### Raw records
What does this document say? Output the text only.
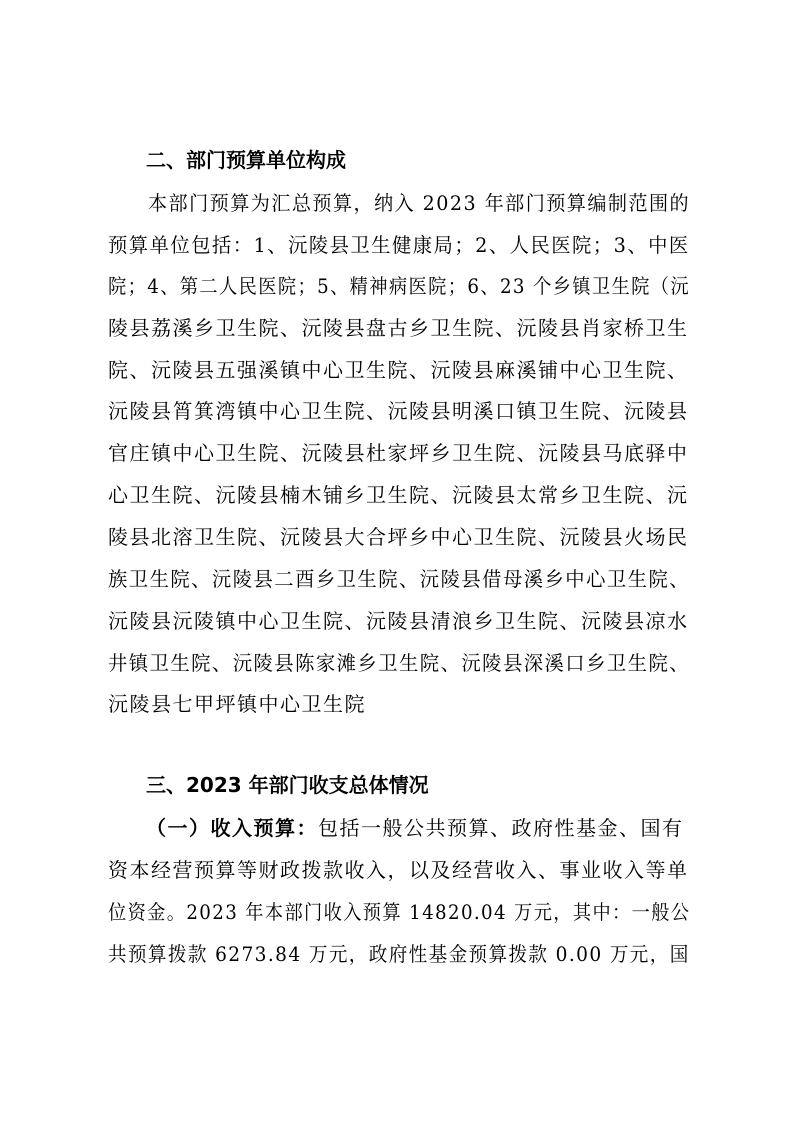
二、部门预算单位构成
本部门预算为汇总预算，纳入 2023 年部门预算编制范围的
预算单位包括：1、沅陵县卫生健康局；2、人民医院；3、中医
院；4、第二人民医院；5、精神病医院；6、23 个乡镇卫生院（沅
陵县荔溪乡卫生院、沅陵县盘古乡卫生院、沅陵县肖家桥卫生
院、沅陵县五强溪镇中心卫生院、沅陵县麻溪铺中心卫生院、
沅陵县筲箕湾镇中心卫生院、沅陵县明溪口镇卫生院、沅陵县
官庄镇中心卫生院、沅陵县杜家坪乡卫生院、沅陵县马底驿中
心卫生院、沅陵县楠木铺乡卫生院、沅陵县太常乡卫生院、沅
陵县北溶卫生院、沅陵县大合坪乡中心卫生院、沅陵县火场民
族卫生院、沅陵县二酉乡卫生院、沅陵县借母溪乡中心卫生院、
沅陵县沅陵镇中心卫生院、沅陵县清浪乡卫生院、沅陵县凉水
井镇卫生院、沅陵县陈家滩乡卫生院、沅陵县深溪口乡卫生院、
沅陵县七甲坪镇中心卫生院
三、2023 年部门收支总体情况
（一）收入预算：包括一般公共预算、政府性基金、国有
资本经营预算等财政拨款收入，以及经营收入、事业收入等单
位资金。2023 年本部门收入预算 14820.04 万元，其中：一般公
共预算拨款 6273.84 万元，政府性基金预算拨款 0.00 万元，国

### Required task
Reproduce every entry exactly, but omit each picture.

### Solution for this problem
What does this document say? Output the text only.
二、部门预算单位构成
本部门预算为汇总预算，纳入 2023 年部门预算编制范围的
预算单位包括：1、沅陵县卫生健康局；2、人民医院；3、中医
院；4、第二人民医院；5、精神病医院；6、23 个乡镇卫生院（沅
陵县荔溪乡卫生院、沅陵县盘古乡卫生院、沅陵县肖家桥卫生
院、沅陵县五强溪镇中心卫生院、沅陵县麻溪铺中心卫生院、
沅陵县筲箕湾镇中心卫生院、沅陵县明溪口镇卫生院、沅陵县
官庄镇中心卫生院、沅陵县杜家坪乡卫生院、沅陵县马底驿中
心卫生院、沅陵县楠木铺乡卫生院、沅陵县太常乡卫生院、沅
陵县北溶卫生院、沅陵县大合坪乡中心卫生院、沅陵县火场民
族卫生院、沅陵县二酉乡卫生院、沅陵县借母溪乡中心卫生院、
沅陵县沅陵镇中心卫生院、沅陵县清浪乡卫生院、沅陵县凉水
井镇卫生院、沅陵县陈家滩乡卫生院、沅陵县深溪口乡卫生院、
沅陵县七甲坪镇中心卫生院
三、2023 年部门收支总体情况
（一）收入预算：包括一般公共预算、政府性基金、国有
资本经营预算等财政拨款收入，以及经营收入、事业收入等单
位资金。2023 年本部门收入预算 14820.04 万元，其中：一般公
共预算拨款 6273.84 万元，政府性基金预算拨款 0.00 万元，国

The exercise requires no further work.